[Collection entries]
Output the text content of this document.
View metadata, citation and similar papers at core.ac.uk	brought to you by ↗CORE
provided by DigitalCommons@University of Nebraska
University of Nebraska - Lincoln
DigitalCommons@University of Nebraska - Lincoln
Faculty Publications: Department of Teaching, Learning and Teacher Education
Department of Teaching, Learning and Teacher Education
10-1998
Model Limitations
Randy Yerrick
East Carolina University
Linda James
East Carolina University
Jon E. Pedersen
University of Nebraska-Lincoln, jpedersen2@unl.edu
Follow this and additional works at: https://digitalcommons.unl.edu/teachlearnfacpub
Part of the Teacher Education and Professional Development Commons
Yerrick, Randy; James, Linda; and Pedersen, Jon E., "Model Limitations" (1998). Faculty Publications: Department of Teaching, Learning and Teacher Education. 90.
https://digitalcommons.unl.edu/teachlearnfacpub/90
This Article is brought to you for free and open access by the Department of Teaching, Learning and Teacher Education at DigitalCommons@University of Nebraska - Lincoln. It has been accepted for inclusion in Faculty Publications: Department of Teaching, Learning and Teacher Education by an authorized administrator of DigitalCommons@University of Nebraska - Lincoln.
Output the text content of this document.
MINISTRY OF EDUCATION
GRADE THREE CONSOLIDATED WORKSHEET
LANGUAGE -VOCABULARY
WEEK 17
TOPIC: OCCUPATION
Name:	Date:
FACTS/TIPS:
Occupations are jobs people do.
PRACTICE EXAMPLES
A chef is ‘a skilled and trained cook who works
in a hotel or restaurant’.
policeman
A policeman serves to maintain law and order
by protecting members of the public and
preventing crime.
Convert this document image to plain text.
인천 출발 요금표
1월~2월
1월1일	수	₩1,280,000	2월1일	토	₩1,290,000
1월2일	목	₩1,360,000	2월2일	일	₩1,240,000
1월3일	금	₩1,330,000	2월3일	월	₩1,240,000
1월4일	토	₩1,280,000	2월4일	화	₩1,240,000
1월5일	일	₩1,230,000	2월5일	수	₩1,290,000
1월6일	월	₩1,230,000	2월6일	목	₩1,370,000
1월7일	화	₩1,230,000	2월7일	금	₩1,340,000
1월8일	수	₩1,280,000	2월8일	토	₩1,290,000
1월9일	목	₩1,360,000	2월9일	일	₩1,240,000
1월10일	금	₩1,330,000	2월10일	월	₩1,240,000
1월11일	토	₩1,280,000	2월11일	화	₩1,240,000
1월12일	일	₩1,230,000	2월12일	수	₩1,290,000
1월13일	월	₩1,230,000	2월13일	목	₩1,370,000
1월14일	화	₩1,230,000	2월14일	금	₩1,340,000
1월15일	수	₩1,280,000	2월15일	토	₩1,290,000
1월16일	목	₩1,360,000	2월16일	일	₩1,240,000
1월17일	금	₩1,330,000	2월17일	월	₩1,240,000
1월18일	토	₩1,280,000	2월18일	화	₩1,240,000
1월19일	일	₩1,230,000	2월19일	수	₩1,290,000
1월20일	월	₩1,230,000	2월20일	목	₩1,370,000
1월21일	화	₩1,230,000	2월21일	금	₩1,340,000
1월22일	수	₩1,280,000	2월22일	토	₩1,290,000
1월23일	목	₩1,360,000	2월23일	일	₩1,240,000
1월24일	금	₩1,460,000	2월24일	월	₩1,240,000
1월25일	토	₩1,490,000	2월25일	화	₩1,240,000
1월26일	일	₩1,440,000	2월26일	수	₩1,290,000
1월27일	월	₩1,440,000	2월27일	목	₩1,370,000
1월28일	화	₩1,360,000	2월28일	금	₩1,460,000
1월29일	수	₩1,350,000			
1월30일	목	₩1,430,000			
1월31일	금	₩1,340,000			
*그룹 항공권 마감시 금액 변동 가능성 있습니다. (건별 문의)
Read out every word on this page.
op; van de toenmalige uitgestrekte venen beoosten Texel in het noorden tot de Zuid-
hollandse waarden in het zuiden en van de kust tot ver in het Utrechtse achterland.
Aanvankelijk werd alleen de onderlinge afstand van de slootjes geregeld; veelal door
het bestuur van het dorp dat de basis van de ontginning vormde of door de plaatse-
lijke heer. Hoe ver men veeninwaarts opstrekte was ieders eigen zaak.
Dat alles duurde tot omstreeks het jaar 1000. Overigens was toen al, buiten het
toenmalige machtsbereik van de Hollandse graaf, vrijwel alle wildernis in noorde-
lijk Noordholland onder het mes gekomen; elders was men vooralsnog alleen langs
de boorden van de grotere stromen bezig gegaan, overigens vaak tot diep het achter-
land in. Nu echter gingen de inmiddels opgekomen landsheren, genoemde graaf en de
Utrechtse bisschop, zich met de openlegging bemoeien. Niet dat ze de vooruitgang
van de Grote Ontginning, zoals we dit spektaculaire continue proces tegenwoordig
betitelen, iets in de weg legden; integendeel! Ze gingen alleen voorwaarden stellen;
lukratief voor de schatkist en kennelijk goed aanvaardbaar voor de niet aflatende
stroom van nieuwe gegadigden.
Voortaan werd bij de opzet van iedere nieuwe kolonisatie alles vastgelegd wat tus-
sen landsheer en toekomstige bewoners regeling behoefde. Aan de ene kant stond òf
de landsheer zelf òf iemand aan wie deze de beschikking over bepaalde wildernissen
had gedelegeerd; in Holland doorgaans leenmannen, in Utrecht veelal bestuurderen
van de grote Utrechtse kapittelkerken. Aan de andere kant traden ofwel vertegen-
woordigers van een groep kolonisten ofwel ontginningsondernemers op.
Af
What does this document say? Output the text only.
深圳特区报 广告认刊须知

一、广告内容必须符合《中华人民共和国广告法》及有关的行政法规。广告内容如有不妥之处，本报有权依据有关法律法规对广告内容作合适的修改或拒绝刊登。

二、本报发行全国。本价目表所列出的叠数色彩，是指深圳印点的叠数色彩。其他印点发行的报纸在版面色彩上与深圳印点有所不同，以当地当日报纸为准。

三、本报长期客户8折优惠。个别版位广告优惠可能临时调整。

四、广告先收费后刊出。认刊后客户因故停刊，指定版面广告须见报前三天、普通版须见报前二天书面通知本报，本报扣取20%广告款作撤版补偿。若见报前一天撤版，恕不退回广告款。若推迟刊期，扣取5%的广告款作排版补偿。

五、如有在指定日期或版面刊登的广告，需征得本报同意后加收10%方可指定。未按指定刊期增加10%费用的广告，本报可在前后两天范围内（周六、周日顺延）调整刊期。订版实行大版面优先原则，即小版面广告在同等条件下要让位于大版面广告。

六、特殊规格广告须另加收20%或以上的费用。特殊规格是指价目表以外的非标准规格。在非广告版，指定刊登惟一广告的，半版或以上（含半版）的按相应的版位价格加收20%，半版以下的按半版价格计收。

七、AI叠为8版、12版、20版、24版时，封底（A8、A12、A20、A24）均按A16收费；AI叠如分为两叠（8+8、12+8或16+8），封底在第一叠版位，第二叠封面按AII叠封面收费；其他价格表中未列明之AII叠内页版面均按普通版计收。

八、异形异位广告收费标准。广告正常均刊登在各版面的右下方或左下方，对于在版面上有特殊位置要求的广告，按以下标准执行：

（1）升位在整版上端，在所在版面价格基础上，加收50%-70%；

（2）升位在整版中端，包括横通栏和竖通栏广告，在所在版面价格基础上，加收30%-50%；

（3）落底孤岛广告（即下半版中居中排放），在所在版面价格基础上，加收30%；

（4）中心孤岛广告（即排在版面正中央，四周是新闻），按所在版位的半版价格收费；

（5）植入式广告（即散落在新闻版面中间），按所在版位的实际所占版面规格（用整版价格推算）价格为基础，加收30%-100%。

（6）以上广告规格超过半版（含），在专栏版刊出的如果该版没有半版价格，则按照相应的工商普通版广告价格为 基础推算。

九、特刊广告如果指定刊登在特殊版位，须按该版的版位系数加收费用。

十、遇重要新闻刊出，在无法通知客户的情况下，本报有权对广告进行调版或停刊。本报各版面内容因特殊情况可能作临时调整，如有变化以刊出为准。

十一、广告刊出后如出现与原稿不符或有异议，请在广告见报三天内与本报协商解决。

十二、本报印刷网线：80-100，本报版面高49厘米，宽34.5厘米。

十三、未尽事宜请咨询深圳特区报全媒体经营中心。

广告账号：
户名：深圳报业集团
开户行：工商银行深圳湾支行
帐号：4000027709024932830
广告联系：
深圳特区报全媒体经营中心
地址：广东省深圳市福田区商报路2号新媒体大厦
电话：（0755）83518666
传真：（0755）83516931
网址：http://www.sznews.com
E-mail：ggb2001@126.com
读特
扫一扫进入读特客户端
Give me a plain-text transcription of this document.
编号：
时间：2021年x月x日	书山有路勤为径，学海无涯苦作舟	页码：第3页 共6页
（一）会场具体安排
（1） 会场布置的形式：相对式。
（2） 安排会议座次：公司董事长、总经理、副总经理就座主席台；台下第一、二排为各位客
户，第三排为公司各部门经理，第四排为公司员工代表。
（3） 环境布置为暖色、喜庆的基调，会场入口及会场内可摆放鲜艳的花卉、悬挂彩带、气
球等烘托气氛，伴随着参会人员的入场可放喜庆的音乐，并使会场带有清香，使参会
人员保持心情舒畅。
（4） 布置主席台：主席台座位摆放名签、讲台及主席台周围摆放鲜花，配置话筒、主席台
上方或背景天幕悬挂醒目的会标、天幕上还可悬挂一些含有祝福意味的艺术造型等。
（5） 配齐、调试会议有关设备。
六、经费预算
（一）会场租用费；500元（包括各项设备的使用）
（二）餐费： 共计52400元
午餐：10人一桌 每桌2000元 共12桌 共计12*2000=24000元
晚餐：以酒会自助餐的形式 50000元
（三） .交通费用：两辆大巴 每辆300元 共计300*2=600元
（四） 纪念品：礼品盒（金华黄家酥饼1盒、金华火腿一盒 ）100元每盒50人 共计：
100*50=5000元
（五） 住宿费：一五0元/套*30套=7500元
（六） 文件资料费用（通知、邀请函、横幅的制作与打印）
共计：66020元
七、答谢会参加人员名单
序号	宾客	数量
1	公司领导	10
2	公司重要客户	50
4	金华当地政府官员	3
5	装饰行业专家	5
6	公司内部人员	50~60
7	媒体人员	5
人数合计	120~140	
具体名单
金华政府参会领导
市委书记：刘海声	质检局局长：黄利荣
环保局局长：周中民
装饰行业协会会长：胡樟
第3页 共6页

• [PROBLEM DETAILS]:
For the data above, state how many lines contain "James"; the number is the whole answer.

• [TASK RESPONSE]:
2